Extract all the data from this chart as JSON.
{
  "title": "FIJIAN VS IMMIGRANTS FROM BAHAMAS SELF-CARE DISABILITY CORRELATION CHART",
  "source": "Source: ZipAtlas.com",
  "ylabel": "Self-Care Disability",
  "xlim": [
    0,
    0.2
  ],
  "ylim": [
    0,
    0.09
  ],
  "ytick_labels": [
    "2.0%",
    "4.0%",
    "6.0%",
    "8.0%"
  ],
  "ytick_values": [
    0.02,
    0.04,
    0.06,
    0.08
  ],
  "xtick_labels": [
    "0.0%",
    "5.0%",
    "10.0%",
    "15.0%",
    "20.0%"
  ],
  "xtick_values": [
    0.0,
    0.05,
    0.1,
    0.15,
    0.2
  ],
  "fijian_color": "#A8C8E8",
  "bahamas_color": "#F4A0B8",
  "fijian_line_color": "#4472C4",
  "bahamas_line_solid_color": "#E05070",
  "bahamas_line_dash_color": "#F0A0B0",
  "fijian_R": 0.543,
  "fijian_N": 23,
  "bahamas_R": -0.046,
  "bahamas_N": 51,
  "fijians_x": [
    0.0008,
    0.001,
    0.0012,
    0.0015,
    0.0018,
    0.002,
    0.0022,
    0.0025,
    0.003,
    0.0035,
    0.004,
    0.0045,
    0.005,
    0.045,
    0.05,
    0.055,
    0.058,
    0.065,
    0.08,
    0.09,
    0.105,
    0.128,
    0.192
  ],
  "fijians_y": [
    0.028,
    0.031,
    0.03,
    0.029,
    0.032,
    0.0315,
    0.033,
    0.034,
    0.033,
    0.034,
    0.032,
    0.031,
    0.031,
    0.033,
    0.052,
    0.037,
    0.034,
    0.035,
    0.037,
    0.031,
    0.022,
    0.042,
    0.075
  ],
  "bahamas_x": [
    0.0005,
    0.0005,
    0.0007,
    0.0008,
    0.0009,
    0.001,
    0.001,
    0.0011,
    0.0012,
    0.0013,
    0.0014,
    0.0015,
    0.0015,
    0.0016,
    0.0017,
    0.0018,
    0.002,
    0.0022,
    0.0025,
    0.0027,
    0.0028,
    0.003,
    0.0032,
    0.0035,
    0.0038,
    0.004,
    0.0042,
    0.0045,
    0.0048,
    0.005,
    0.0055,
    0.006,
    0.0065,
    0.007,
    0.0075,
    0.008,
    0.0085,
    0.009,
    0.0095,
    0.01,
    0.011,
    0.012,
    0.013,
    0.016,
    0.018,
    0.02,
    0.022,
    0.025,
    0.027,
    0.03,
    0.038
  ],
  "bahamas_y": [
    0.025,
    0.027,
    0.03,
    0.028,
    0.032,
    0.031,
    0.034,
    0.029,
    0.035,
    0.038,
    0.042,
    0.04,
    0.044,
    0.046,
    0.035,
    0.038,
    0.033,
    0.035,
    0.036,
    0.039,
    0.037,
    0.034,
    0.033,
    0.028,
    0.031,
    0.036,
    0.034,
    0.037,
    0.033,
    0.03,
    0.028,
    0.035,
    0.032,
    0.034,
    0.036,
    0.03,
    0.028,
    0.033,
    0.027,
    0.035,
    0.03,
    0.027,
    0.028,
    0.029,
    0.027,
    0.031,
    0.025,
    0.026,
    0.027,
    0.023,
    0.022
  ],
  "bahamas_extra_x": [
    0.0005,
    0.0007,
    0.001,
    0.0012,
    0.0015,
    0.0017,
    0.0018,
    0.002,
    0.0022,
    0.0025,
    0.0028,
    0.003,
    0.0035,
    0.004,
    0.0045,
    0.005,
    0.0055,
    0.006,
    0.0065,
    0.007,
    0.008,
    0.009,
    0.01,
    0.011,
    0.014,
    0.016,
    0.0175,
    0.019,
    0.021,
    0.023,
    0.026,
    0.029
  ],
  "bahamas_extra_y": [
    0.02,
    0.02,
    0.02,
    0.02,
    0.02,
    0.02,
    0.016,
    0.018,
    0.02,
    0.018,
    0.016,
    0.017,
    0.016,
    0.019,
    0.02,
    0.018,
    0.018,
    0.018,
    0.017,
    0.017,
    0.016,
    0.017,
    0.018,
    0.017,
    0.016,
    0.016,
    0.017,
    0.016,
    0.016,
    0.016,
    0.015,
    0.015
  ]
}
--------
• **Task requirements**
Reproduce the data in full, exactly as presented.

• **Full output**
Extract all the data from this chart as JSON.
{
  "title": "FIJIAN VS IMMIGRANTS FROM BAHAMAS SELF-CARE DISABILITY CORRELATION CHART",
  "source": "Source: ZipAtlas.com",
  "ylabel": "Self-Care Disability",
  "xlim": [
    0,
    0.2
  ],
  "ylim": [
    0,
    0.09
  ],
  "ytick_labels": [
    "2.0%",
    "4.0%",
    "6.0%",
    "8.0%"
  ],
  "ytick_values": [
    0.02,
    0.04,
    0.06,
    0.08
  ],
  "xtick_labels": [
    "0.0%",
    "5.0%",
    "10.0%",
    "15.0%",
    "20.0%"
  ],
  "xtick_values": [
    0.0,
    0.05,
    0.1,
    0.15,
    0.2
  ],
  "fijian_color": "#A8C8E8",
  "bahamas_color": "#F4A0B8",
  "fijian_line_color": "#4472C4",
  "bahamas_line_solid_color": "#E05070",
  "bahamas_line_dash_color": "#F0A0B0",
  "fijian_R": 0.543,
  "fijian_N": 23,
  "bahamas_R": -0.046,
  "bahamas_N": 51,
  "fijians_x": [
    0.0008,
    0.001,
    0.0012,
    0.0015,
    0.0018,
    0.002,
    0.0022,
    0.0025,
    0.003,
    0.0035,
    0.004,
    0.0045,
    0.005,
    0.045,
    0.05,
    0.055,
    0.058,
    0.065,
    0.08,
    0.09,
    0.105,
    0.128,
    0.192
  ],
  "fijians_y": [
    0.028,
    0.031,
    0.03,
    0.029,
    0.032,
    0.0315,
    0.033,
    0.034,
    0.033,
    0.034,
    0.032,
    0.031,
    0.031,
    0.033,
    0.052,
    0.037,
    0.034,
    0.035,
    0.037,
    0.031,
    0.022,
    0.042,
    0.075
  ],
  "bahamas_x": [
    0.0005,
    0.0005,
    0.0007,
    0.0008,
    0.0009,
    0.001,
    0.001,
    0.0011,
    0.0012,
    0.0013,
    0.0014,
    0.0015,
    0.0015,
    0.0016,
    0.0017,
    0.0018,
    0.002,
    0.0022,
    0.0025,
    0.0027,
    0.0028,
    0.003,
    0.0032,
    0.0035,
    0.0038,
    0.004,
    0.0042,
    0.0045,
    0.0048,
    0.005,
    0.0055,
    0.006,
    0.0065,
    0.007,
    0.0075,
    0.008,
    0.0085,
    0.009,
    0.0095,
    0.01,
    0.011,
    0.012,
    0.013,
    0.016,
    0.018,
    0.02,
    0.022,
    0.025,
    0.027,
    0.03,
    0.038
  ],
  "bahamas_y": [
    0.025,
    0.027,
    0.03,
    0.028,
    0.032,
    0.031,
    0.034,
    0.029,
    0.035,
    0.038,
    0.042,
    0.04,
    0.044,
    0.046,
    0.035,
    0.038,
    0.033,
    0.035,
    0.036,
    0.039,
    0.037,
    0.034,
    0.033,
    0.028,
    0.031,
    0.036,
    0.034,
    0.037,
    0.033,
    0.03,
    0.028,
    0.035,
    0.032,
    0.034,
    0.036,
    0.03,
    0.028,
    0.033,
    0.027,
    0.035,
    0.03,
    0.027,
    0.028,
    0.029,
    0.027,
    0.031,
    0.025,
    0.026,
    0.027,
    0.023,
    0.022
  ],
  "bahamas_extra_x": [
    0.0005,
    0.0007,
    0.001,
    0.0012,
    0.0015,
    0.0017,
    0.0018,
    0.002,
    0.0022,
    0.0025,
    0.0028,
    0.003,
    0.0035,
    0.004,
    0.0045,
    0.005,
    0.0055,
    0.006,
    0.0065,
    0.007,
    0.008,
    0.009,
    0.01,
    0.011,
    0.014,
    0.016,
    0.0175,
    0.019,
    0.021,
    0.023,
    0.026,
    0.029
  ],
  "bahamas_extra_y": [
    0.02,
    0.02,
    0.02,
    0.02,
    0.02,
    0.02,
    0.016,
    0.018,
    0.02,
    0.018,
    0.016,
    0.017,
    0.016,
    0.019,
    0.02,
    0.018,
    0.018,
    0.018,
    0.017,
    0.017,
    0.016,
    0.017,
    0.018,
    0.017,
    0.016,
    0.016,
    0.017,
    0.016,
    0.016,
    0.016,
    0.015,
    0.015
  ]
}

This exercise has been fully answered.